(Requirement): List each line holding the string "this".

(Entries supplied):
[Start]

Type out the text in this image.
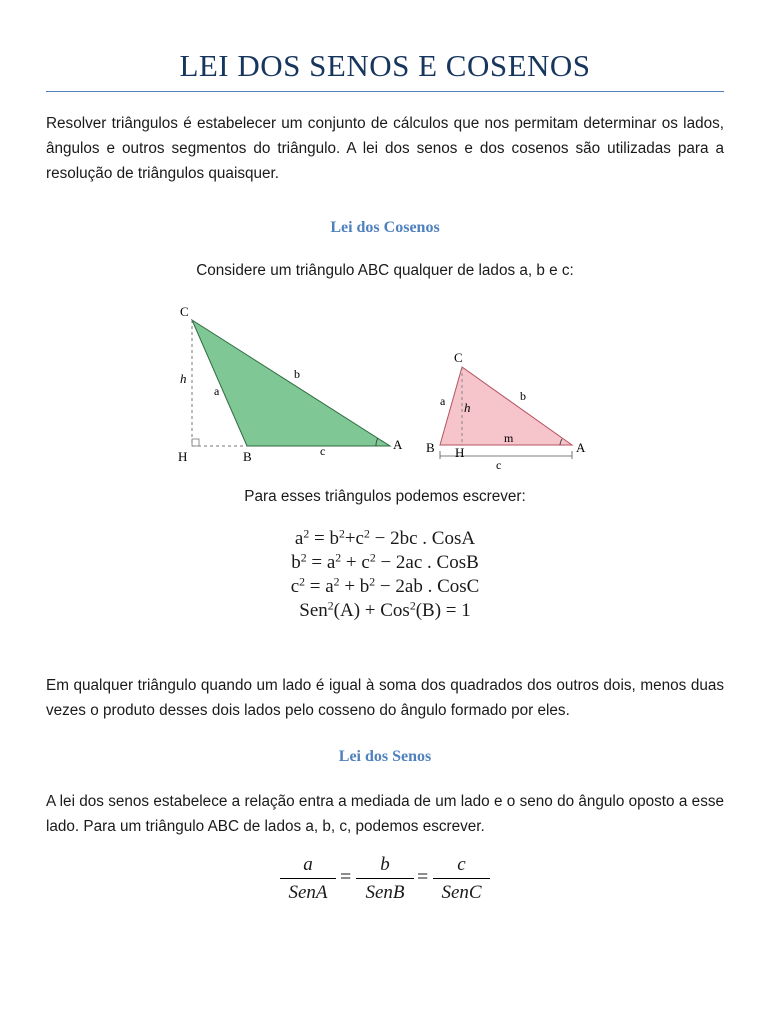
LEI DOS SENOS E COSENOS
Resolver triângulos é estabelecer um conjunto de cálculos que nos permitam determinar os lados, ângulos e outros segmentos do triângulo. A lei dos senos e dos cosenos são utilizadas para a resolução de triângulos quaisquer.
Lei dos Cosenos
Considere um triângulo ABC qualquer de lados a, b e c:
C
A
B
H
a
b
c
h
C
A
B H
a	b
c
h
m
Para esses triângulos podemos escrever:
$a^2 = b^2+c^2 - 2bc$ . CosA
$b^2 = a^2 + c^2 - 2ac$ . CosB
$c^2 = a^2 + b^2 - 2ab$ . CosC
Sen$^2$(A) + Cos$^2$(B) = 1
Em qualquer triângulo quando um lado é igual à soma dos quadrados dos outros dois, menos duas vezes o produto desses dois lados pelo cosseno do ângulo formado por eles.
Lei dos Senos
A lei dos senos estabelece a relação entra a mediada de um lado e o seno do ângulo oposto a esse lado. Para um triângulo ABC de lados a, b, c, podemos escrever.
a
SenA
=
b
SenB
=
c
SenC
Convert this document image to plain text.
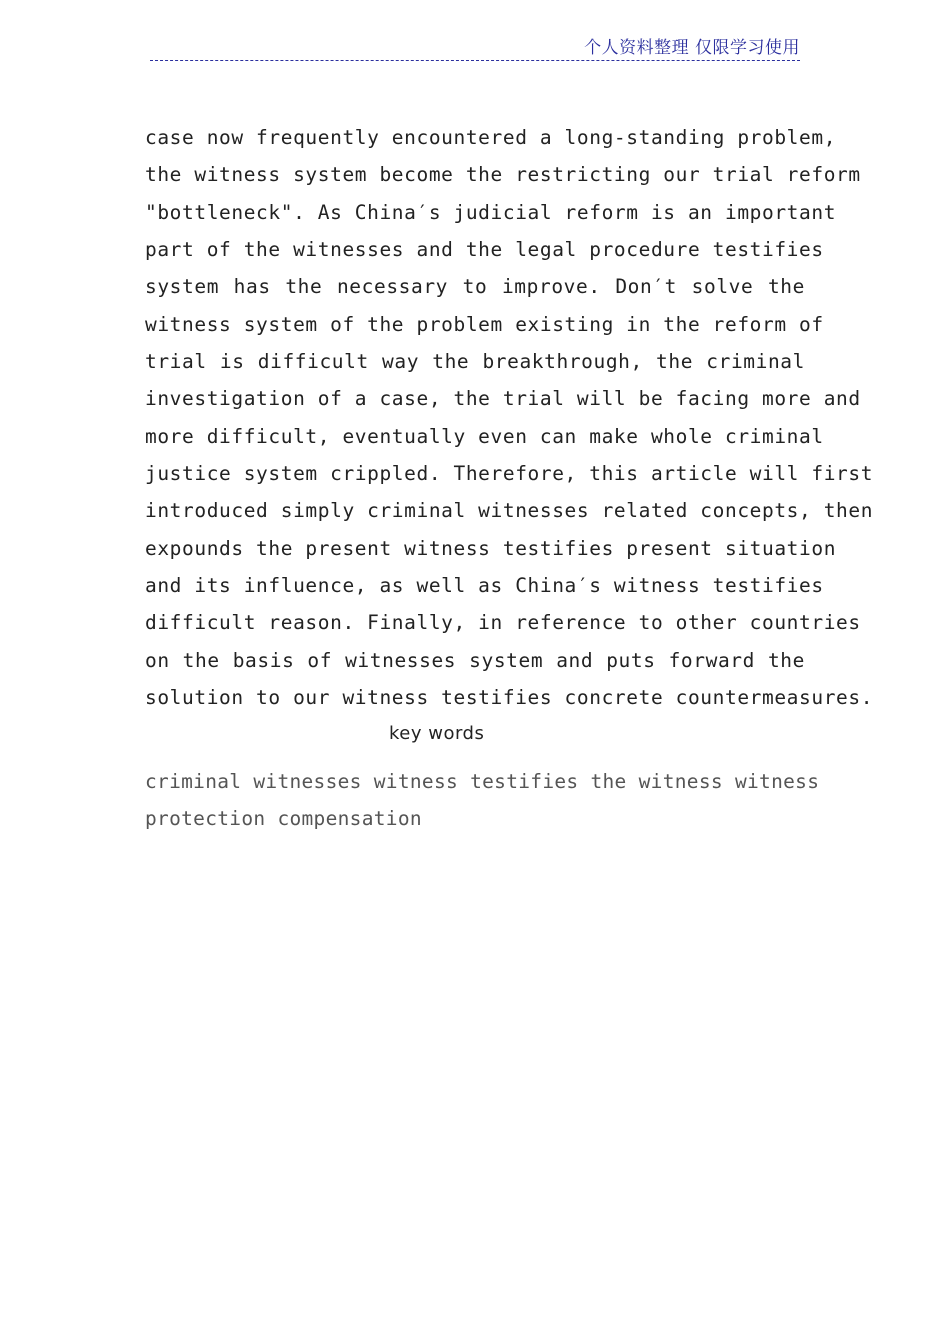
个人资料整理 仅限学习使用
case now frequently encountered a long-standing problem,
the witness system become the restricting our trial reform
"bottleneck". As China′s judicial reform is an important
part of the witnesses and the legal procedure testifies
system has the necessary to improve. Don′t solve the
witness system of the problem existing in the reform of
trial is difficult way the breakthrough, the criminal
investigation of a case, the trial will be facing more and
more difficult, eventually even can make whole criminal
justice system crippled. Therefore, this article will first
introduced simply criminal witnesses related concepts, then
expounds the present witness testifies present situation
and its influence, as well as China′s witness testifies
difficult reason. Finally, in reference to other countries
on the basis of witnesses system and puts forward the
solution to our witness testifies concrete countermeasures.
key words
criminal witnesses witness testifies the witness witness
protection compensation
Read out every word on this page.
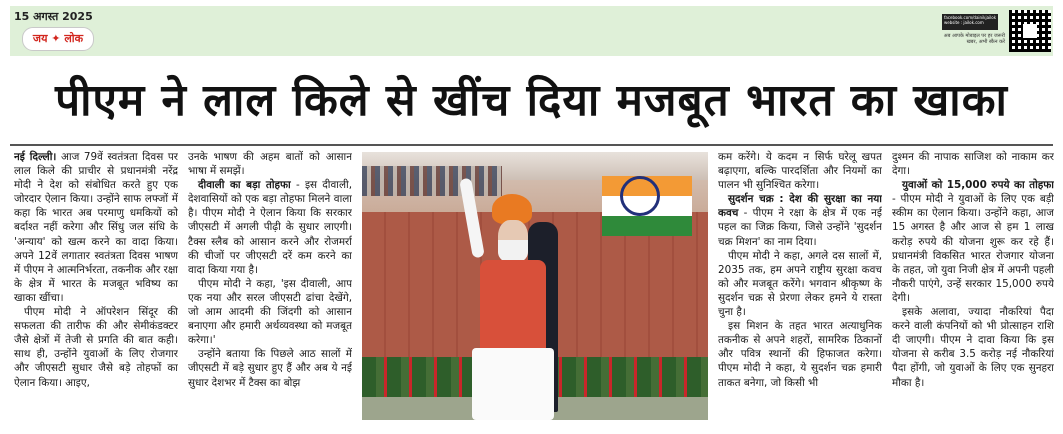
15 अगस्त 2025
जय ✦ लोक
facebook.com/dainikjailok website : jailok.com
अब आपके मोबाइल पर हर जरूरी खबर, अभी स्कैन करें
पीएम ने लाल किले से खींच दिया मजबूत भारत का खाका

नई दिल्ली। आज 79वें स्वतंत्रता दिवस पर लाल किले की प्राचीर से प्रधानमंत्री नरेंद्र मोदी ने देश को संबोधित करते हुए एक जोरदार ऐलान किया। उन्होंने साफ लफ्जों में कहा कि भारत अब परमाणु धमकियों को बर्दाश्त नहीं करेगा और सिंधु जल संधि के 'अन्याय' को खत्म करने का वादा किया। अपने 12वें लगातार स्वतंत्रता दिवस भाषण में पीएम ने आत्मनिर्भरता, तकनीक और रक्षा के क्षेत्र में भारत के मजबूत भविष्य का खाका खींचा।

पीएम मोदी ने ऑपरेशन सिंदूर की सफलता की तारीफ की और सेमीकंडक्टर जैसे क्षेत्रों में तेजी से प्रगति की बात कही। साथ ही, उन्होंने युवाओं के लिए रोजगार और जीएसटी सुधार जैसे बड़े तोहफों का ऐलान किया। आइए,

उनके भाषण की अहम बातों को आसान भाषा में समझें।

दीवाली का बड़ा तोहफा - इस दीवाली, देशवासियों को एक बड़ा तोहफा मिलने वाला है। पीएम मोदी ने ऐलान किया कि सरकार जीएसटी में अगली पीढ़ी के सुधार लाएगी। टैक्स स्लैब को आसान करने और रोजमर्रा की चीजों पर जीएसटी दरें कम करने का वादा किया गया है।

पीएम मोदी ने कहा, 'इस दीवाली, आप एक नया और सरल जीएसटी ढांचा देखेंगे, जो आम आदमी की जिंदगी को आसान बनाएगा और हमारी अर्थव्यवस्था को मजबूत करेगा।'

उन्होंने बताया कि पिछले आठ सालों में जीएसटी में बड़े सुधार हुए हैं और अब ये नई सुधार देशभर में टैक्स का बोझ

कम करेंगे। ये कदम न सिर्फ घरेलू खपत बढ़ाएगा, बल्कि पारदर्शिता और नियमों का पालन भी सुनिश्चित करेगा।

सुदर्शन चक्र : देश की सुरक्षा का नया कवच - पीएम ने रक्षा के क्षेत्र में एक नई पहल का जिक्र किया, जिसे उन्होंने 'सुदर्शन चक्र मिशन' का नाम दिया।

पीएम मोदी ने कहा, अगले दस सालों में, 2035 तक, हम अपने राष्ट्रीय सुरक्षा कवच को और मजबूत करेंगे। भगवान श्रीकृष्ण के सुदर्शन चक्र से प्रेरणा लेकर हमने ये रास्ता चुना है।

इस मिशन के तहत भारत अत्याधुनिक तकनीक से अपने शहरों, सामरिक ठिकानों और पवित्र स्थानों की हिफाजत करेगा। पीएम मोदी ने कहा, ये सुदर्शन चक्र हमारी ताकत बनेगा, जो किसी भी

दुश्मन की नापाक साजिश को नाकाम कर देगा।

युवाओं को 15,000 रुपये का तोहफा - पीएम मोदी ने युवाओं के लिए एक बड़ी स्कीम का ऐलान किया। उन्होंने कहा, आज 15 अगस्त है और आज से हम 1 लाख करोड़ रुपये की योजना शुरू कर रहे हैं। प्रधानमंत्री विकसित भारत रोजगार योजना के तहत, जो युवा निजी क्षेत्र में अपनी पहली नौकरी पाएंगे, उन्हें सरकार 15,000 रुपये देगी।

इसके अलावा, ज्यादा नौकरियां पैदा करने वाली कंपनियों को भी प्रोत्साहन राशि दी जाएगी। पीएम ने दावा किया कि इस योजना से करीब 3.5 करोड़ नई नौकरियां पैदा होंगी, जो युवाओं के लिए एक सुनहरा मौका है।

[End]

(Finished answer):
Type out the text in this image.
Convert this document image to plain text.
justice system crippled. Therefore, this article will first
Read out every word on this page.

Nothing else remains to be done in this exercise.